Single out the lines that include the word "subtitle". Copy them.

-.-.-

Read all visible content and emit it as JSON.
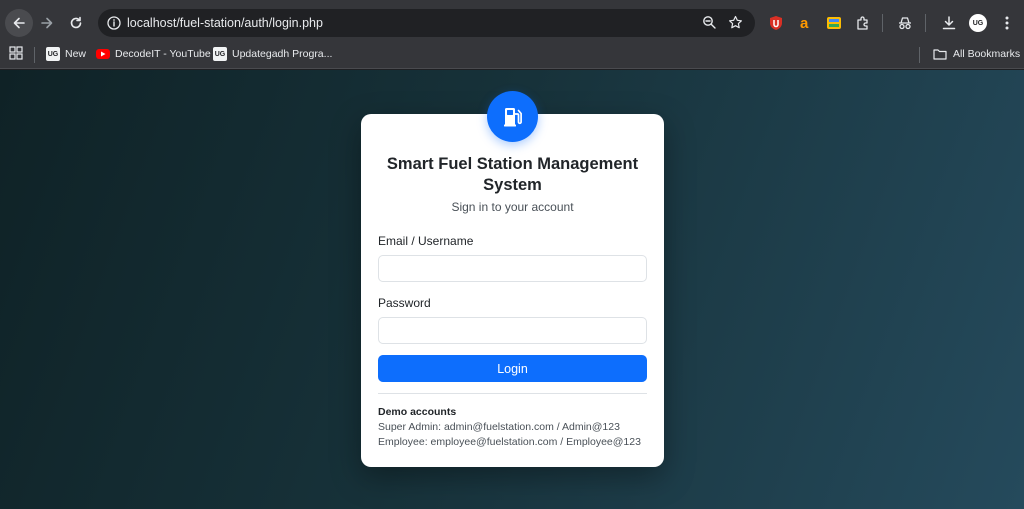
{
  "browser": {
    "url": "localhost/fuel-station/auth/login.php",
    "profile_initials": "UG",
    "colors": {
      "toolbar": "#35363a",
      "omnibox": "#202124"
    }
  },
  "bookmarks": {
    "items": [
      {
        "label": "New",
        "icon": "uc-favicon"
      },
      {
        "label": "DecodeIT - YouTube",
        "icon": "youtube-favicon"
      },
      {
        "label": "Updategadh Progra...",
        "icon": "uc-favicon"
      }
    ],
    "all_bookmarks": "All Bookmarks"
  },
  "login": {
    "logo_icon": "gas-pump-icon",
    "title": "Smart Fuel Station Management System",
    "subtitle": "Sign in to your account",
    "email_label": "Email / Username",
    "email_value": "",
    "password_label": "Password",
    "password_value": "",
    "submit_label": "Login",
    "demo_title": "Demo accounts",
    "demo_super_admin": "Super Admin: admin@fuelstation.com / Admin@123",
    "demo_employee": "Employee: employee@fuelstation.com / Employee@123",
    "colors": {
      "primary": "#0d6efd",
      "card": "#ffffff"
    }
  }
}
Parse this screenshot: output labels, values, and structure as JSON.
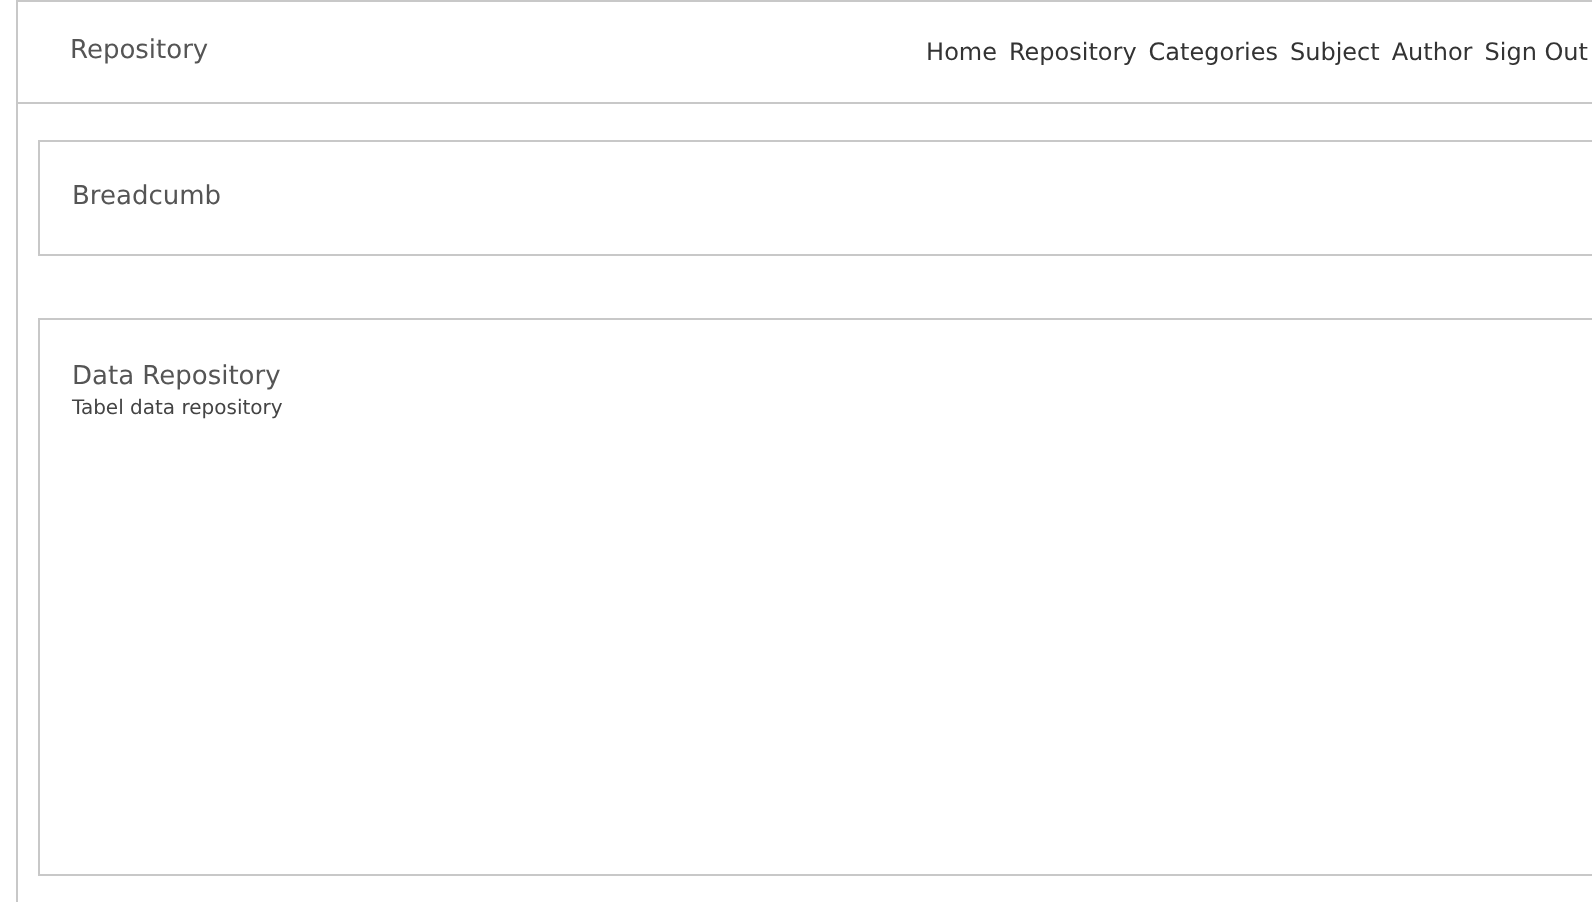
{
  "header": {
    "title": "Repository",
    "nav": [
      "Home",
      "Repository",
      "Categories",
      "Subject",
      "Author",
      "Sign Out"
    ]
  },
  "breadcrumb": {
    "label": "Breadcumb"
  },
  "panel": {
    "title": "Data Repository",
    "subtitle": "Tabel data repository"
  }
}
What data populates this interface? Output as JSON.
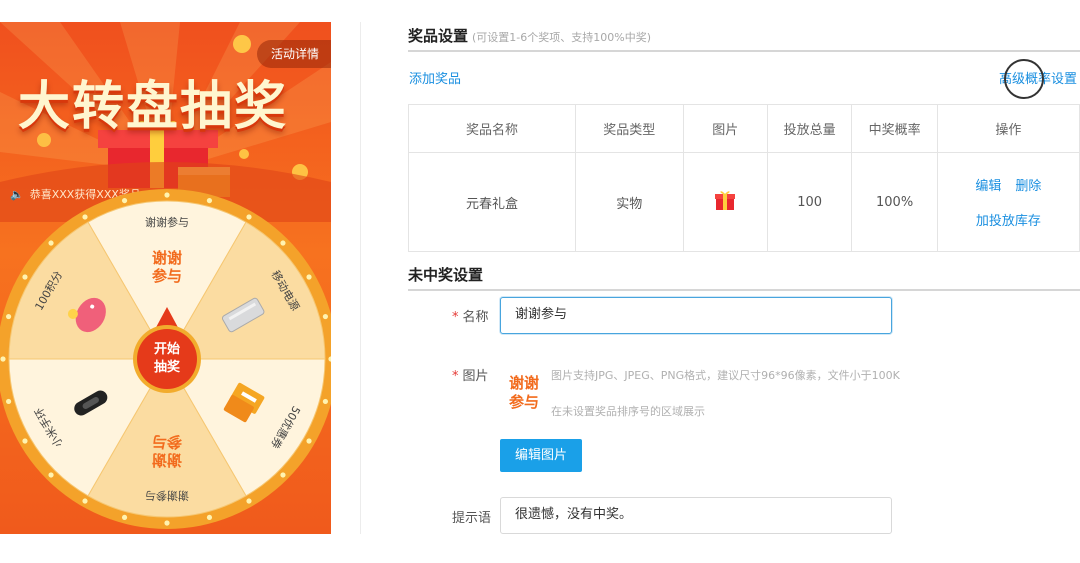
{
  "promo": {
    "title": "大转盘抽奖",
    "activity_details": "活动详情",
    "notice": "恭喜XXX获得XXX奖品",
    "spin_button": [
      "开始",
      "抽奖"
    ],
    "wheel": {
      "segments": [
        {
          "label": "谢谢参与",
          "art": "谢谢参与",
          "icon": "thanks-text-icon"
        },
        {
          "label": "移动电源",
          "icon": "power-bank-icon"
        },
        {
          "label": "50优惠券",
          "icon": "coupon-icon"
        },
        {
          "label": "谢谢参与",
          "art": "谢谢参与",
          "icon": "thanks-text-icon"
        },
        {
          "label": "小米手环",
          "icon": "wristband-icon"
        },
        {
          "label": "100积分",
          "icon": "piggy-bank-icon"
        }
      ],
      "colors": {
        "light": "#fff4dd",
        "dark": "#fbdca1",
        "rim": "#f4a22a",
        "hub": "#e53a1a"
      }
    }
  },
  "prize_settings": {
    "title": "奖品设置",
    "subtitle": "(可设置1-6个奖项、支持100%中奖)",
    "add_link": "添加奖品",
    "advanced_link": "高级概率设置",
    "table": {
      "headers": [
        "奖品名称",
        "奖品类型",
        "图片",
        "投放总量",
        "中奖概率",
        "操作"
      ],
      "rows": [
        {
          "name": "元春礼盒",
          "type": "实物",
          "image_icon": "gift-box-icon",
          "quantity": "100",
          "probability": "100%",
          "actions": {
            "edit": "编辑",
            "delete": "删除",
            "add_stock": "加投放库存"
          }
        }
      ]
    }
  },
  "no_win_settings": {
    "title": "未中奖设置",
    "name_label": "名称",
    "name_value": "谢谢参与",
    "image_label": "图片",
    "image_art": "谢谢参与",
    "image_hint_1": "图片支持JPG、JPEG、PNG格式，建议尺寸96*96像素，文件小于100K",
    "image_hint_2": "在未设置奖品排序号的区域展示",
    "edit_image_button": "编辑图片",
    "tip_label": "提示语",
    "tip_value": "很遗憾，没有中奖。"
  },
  "colors": {
    "accent": "#1a8fe0",
    "button": "#1aa0e8",
    "promo_orange": "#f05a1c"
  }
}
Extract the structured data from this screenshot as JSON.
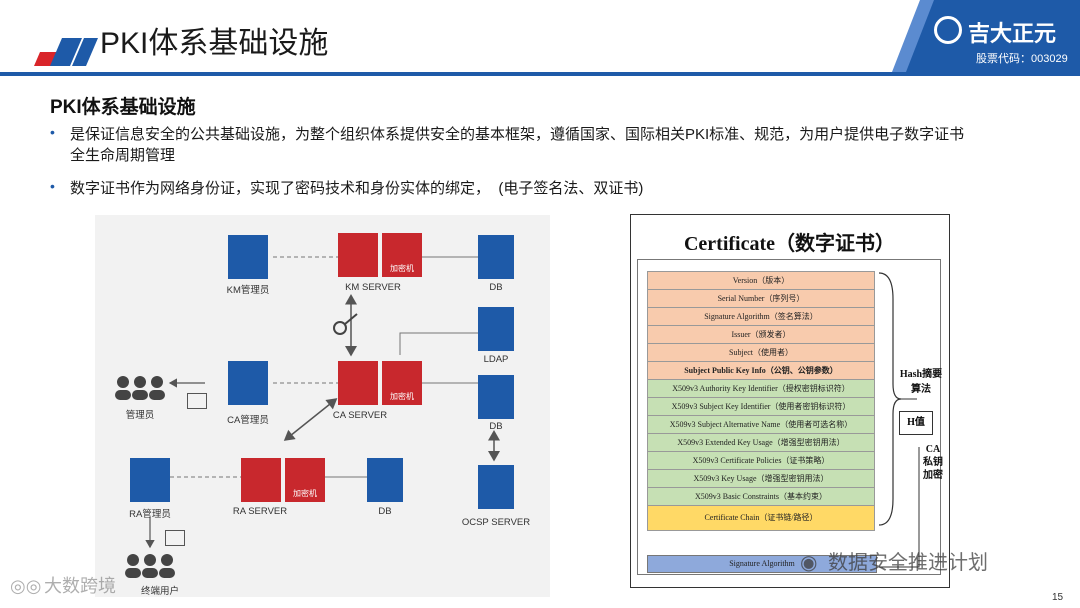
{
  "header": {
    "title": "PKI体系基础设施",
    "logo_name": "吉大正元",
    "logo_code": "股票代码：003029"
  },
  "section": {
    "title": "PKI体系基础设施",
    "bullets": [
      {
        "line1": "是保证信息安全的公共基础设施，为整个组织体系提供安全的基本框架，遵循国家、国际相关PKI标准、规范，为用户提供电子数字证书",
        "line2": "全生命周期管理"
      },
      {
        "line1": "数字证书作为网络身份证，实现了密码技术和身份实体的绑定，  (电子签名法、双证书)",
        "line2": ""
      }
    ]
  },
  "diagram": {
    "km_admin": "KM管理员",
    "km_server": "KM  SERVER",
    "db_top": "DB",
    "ldap": "LDAP",
    "admin": "管理员",
    "ca_admin": "CA管理员",
    "ca_server": "CA  SERVER",
    "db_mid": "DB",
    "ra_admin": "RA管理员",
    "ra_server": "RA  SERVER",
    "db_bottom": "DB",
    "ocsp": "OCSP SERVER",
    "user": "终端用户",
    "encrypt": "加密机"
  },
  "certificate": {
    "title": "Certificate（数字证书）",
    "rows": [
      "Version（版本）",
      "Serial Number（序列号）",
      "Signature Algorithm（签名算法）",
      "Issuer（颁发者）",
      "Subject（使用者）",
      "Subject Public Key Info（公钥、公钥参数）",
      "X509v3 Authority Key Identifier（授权密钥标识符）",
      "X509v3 Subject Key Identifier（使用者密钥标识符）",
      "X509v3 Subject Alternative Name（使用者可选名称）",
      "X509v3 Extended Key Usage（增强型密钥用法）",
      "X509v3 Certificate Policies（证书策略）",
      "X509v3 Key Usage（增强型密钥用法）",
      "X509v3 Basic Constraints（基本约束）",
      "Certificate Chain（证书链/路径）"
    ],
    "signature": "Signature Algorithm",
    "hash_label_1": "Hash摘要",
    "hash_label_2": "算法",
    "h_value": "H值",
    "ca_label_1": "CA",
    "ca_label_2": "私钥",
    "ca_label_3": "加密"
  },
  "watermarks": {
    "left": "大数跨境",
    "right": "数据安全推进计划"
  },
  "page_number": "15",
  "colors": {
    "brand_blue": "#1e5aa8",
    "server_red": "#c8282d",
    "cert_orange": "#f8cbad",
    "cert_green": "#c6e0b4",
    "cert_yellow": "#ffd966",
    "cert_sig": "#8ea9db"
  }
}
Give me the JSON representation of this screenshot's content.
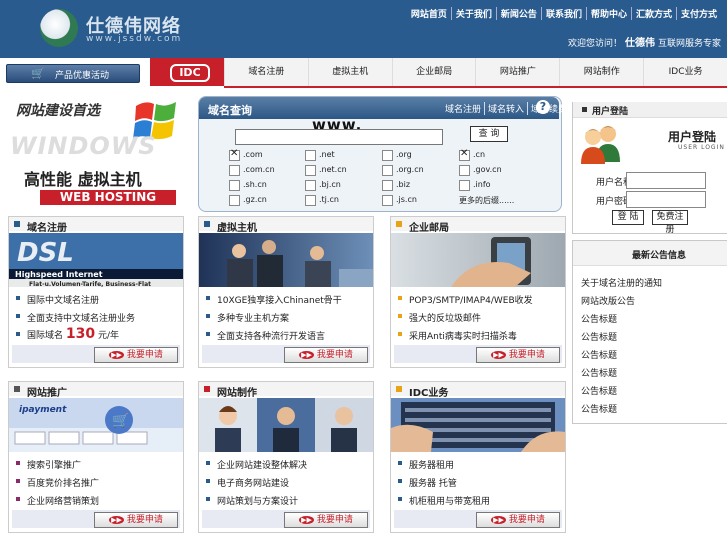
{
  "header": {
    "logo_text": "仕德伟网络",
    "logo_url": "www.jssdw.com",
    "top_links": [
      "网站首页",
      "关于我们",
      "新闻公告",
      "联系我们",
      "帮助中心",
      "汇款方式",
      "支付方式"
    ],
    "slogan_pre": "欢迎您访问！",
    "slogan_brand": "仕德伟",
    "slogan_post": "互联网服务专家"
  },
  "nav": {
    "promo_label": "产品优惠活动",
    "idc_logo": "IDC",
    "items": [
      "域名注册",
      "虚拟主机",
      "企业邮局",
      "网站推广",
      "网站制作",
      "IDC业务"
    ]
  },
  "banner": {
    "line1": "网站建设首选",
    "line2": "WINDOWS",
    "line3": "高性能 虚拟主机",
    "line4": "WEB HOSTING"
  },
  "domain": {
    "title": "域名查询",
    "links": [
      "域名注册",
      "域名转入",
      "域名续费"
    ],
    "help_icon": "?",
    "www": "www.",
    "search_button": "查 询",
    "options": [
      {
        "label": ".com",
        "checked": true
      },
      {
        "label": ".net",
        "checked": false
      },
      {
        "label": ".org",
        "checked": false
      },
      {
        "label": ".cn",
        "checked": true
      },
      {
        "label": ".com.cn",
        "checked": false
      },
      {
        "label": ".net.cn",
        "checked": false
      },
      {
        "label": ".org.cn",
        "checked": false
      },
      {
        "label": ".gov.cn",
        "checked": false
      },
      {
        "label": ".sh.cn",
        "checked": false
      },
      {
        "label": ".bj.cn",
        "checked": false
      },
      {
        "label": ".biz",
        "checked": false
      },
      {
        "label": ".info",
        "checked": false
      },
      {
        "label": ".gz.cn",
        "checked": false
      },
      {
        "label": ".tj.cn",
        "checked": false
      },
      {
        "label": ".js.cn",
        "checked": false
      },
      {
        "label": "更多的后缀......",
        "checked": null
      }
    ]
  },
  "login": {
    "title": "用户登陆",
    "big_title": "用户登陆",
    "sub": "USER LOGIN",
    "name_label": "用户名称：",
    "pass_label": "用户密码：",
    "login_button": "登 陆",
    "register_button": "免费注册"
  },
  "notice": {
    "title": "最新公告信息",
    "items": [
      "关于域名注册的通知",
      "网站改版公告",
      "公告标题",
      "公告标题",
      "公告标题",
      "公告标题",
      "公告标题",
      "公告标题"
    ]
  },
  "cards": [
    {
      "title": "域名注册",
      "square": "#2a5b8e",
      "img": "DSL",
      "img_sub": "Highspeed Internet",
      "img_sub2": "Flat-u.Volumen-Tarife, Business-Flat",
      "items": [
        {
          "text": "国际中文域名注册"
        },
        {
          "text": "全面支持中文域名注册业务"
        },
        {
          "text": "国际域名",
          "price": "130",
          "unit": "元/年"
        }
      ],
      "apply": "我要申请"
    },
    {
      "title": "虚拟主机",
      "square": "#2a5b8e",
      "img": "meeting",
      "items": [
        {
          "text": "10XGE独享接入Chinanet骨干"
        },
        {
          "text": "多种专业主机方案"
        },
        {
          "text": "全面支持各种流行开发语言"
        }
      ],
      "apply": "我要申请"
    },
    {
      "title": "企业邮局",
      "square": "#e8a317",
      "img": "pda",
      "items": [
        {
          "text": "POP3/SMTP/IMAP4/WEB收发"
        },
        {
          "text": "强大的反垃圾邮件"
        },
        {
          "text": "采用Anti病毒实时扫描杀毒"
        }
      ],
      "apply": "我要申请"
    },
    {
      "title": "网站推广",
      "square": "#555",
      "img": "ipayment",
      "items": [
        {
          "text": "搜索引擎推广"
        },
        {
          "text": "百度竞价排名推广"
        },
        {
          "text": "企业网络营销策划"
        }
      ],
      "apply": "我要申请"
    },
    {
      "title": "网站制作",
      "square": "#c8202a",
      "img": "people",
      "items": [
        {
          "text": "企业网站建设整体解决"
        },
        {
          "text": "电子商务网站建设"
        },
        {
          "text": "网站策划与方案设计"
        }
      ],
      "apply": "我要申请"
    },
    {
      "title": "IDC业务",
      "square": "#e8a317",
      "img": "server",
      "items": [
        {
          "text": "服务器租用"
        },
        {
          "text": "服务器 托管"
        },
        {
          "text": "机柜租用与带宽租用"
        }
      ],
      "apply": "我要申请"
    }
  ]
}
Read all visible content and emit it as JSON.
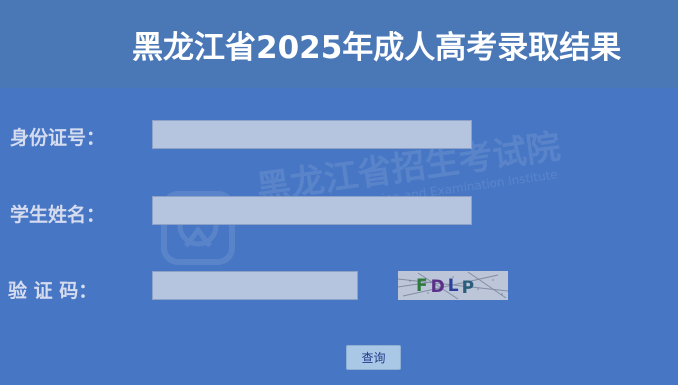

-.-.-

**Task answer:**
    "subtitle": "Sign in to your account",
    "subtitle": "Tabel data repository"
    "subtitle": "(可设置1-6个奖项、支持100%中奖)",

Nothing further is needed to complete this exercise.